WHAT THIS TASK INVOLVES:
Reproduce the listing word for word, leaving every picture behind.

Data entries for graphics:

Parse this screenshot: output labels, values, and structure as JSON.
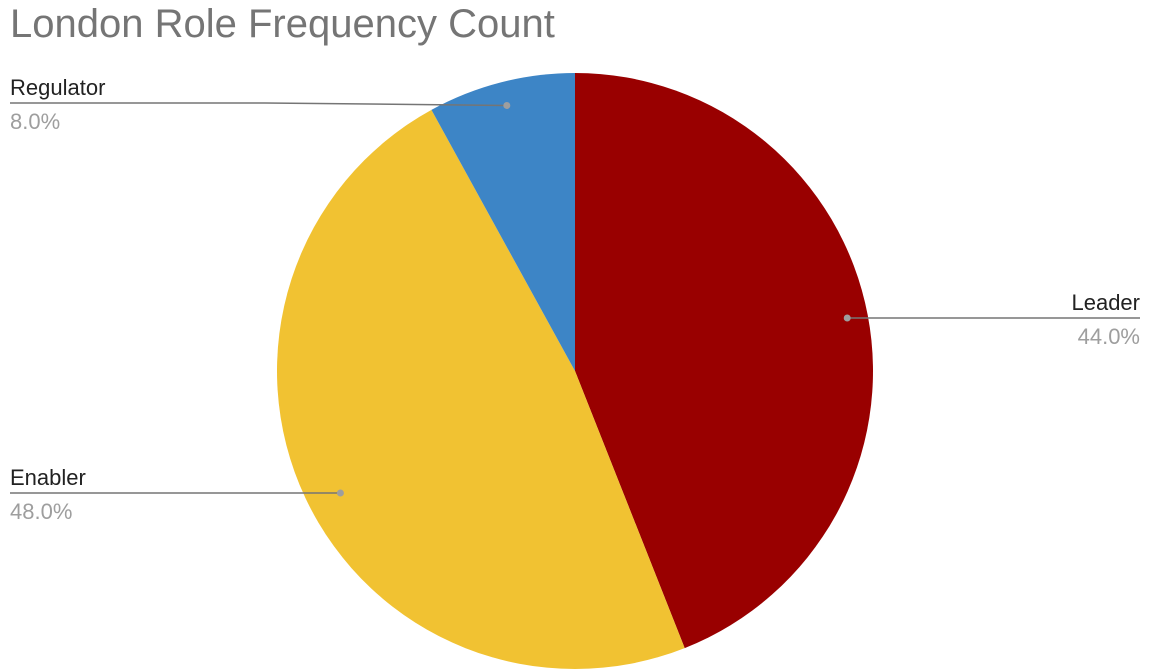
{
  "chart_data": {
    "type": "pie",
    "title": "London Role Frequency Count",
    "slices": [
      {
        "name": "Leader",
        "value": 44.0,
        "label": "44.0%",
        "color": "#990000"
      },
      {
        "name": "Enabler",
        "value": 48.0,
        "label": "48.0%",
        "color": "#f1c232"
      },
      {
        "name": "Regulator",
        "value": 8.0,
        "label": "8.0%",
        "color": "#3d85c6"
      }
    ],
    "start_angle_deg": 0,
    "direction": "clockwise",
    "legend": "none"
  }
}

ANSWER TO THIS EXERCISE:
Parse this screenshot: output labels, values, and structure as JSON.
{
  "chart_data": {
    "type": "pie",
    "title": "London Role Frequency Count",
    "slices": [
      {
        "name": "Leader",
        "value": 44.0,
        "label": "44.0%",
        "color": "#990000"
      },
      {
        "name": "Enabler",
        "value": 48.0,
        "label": "48.0%",
        "color": "#f1c232"
      },
      {
        "name": "Regulator",
        "value": 8.0,
        "label": "8.0%",
        "color": "#3d85c6"
      }
    ],
    "start_angle_deg": 0,
    "direction": "clockwise",
    "legend": "none"
  }
}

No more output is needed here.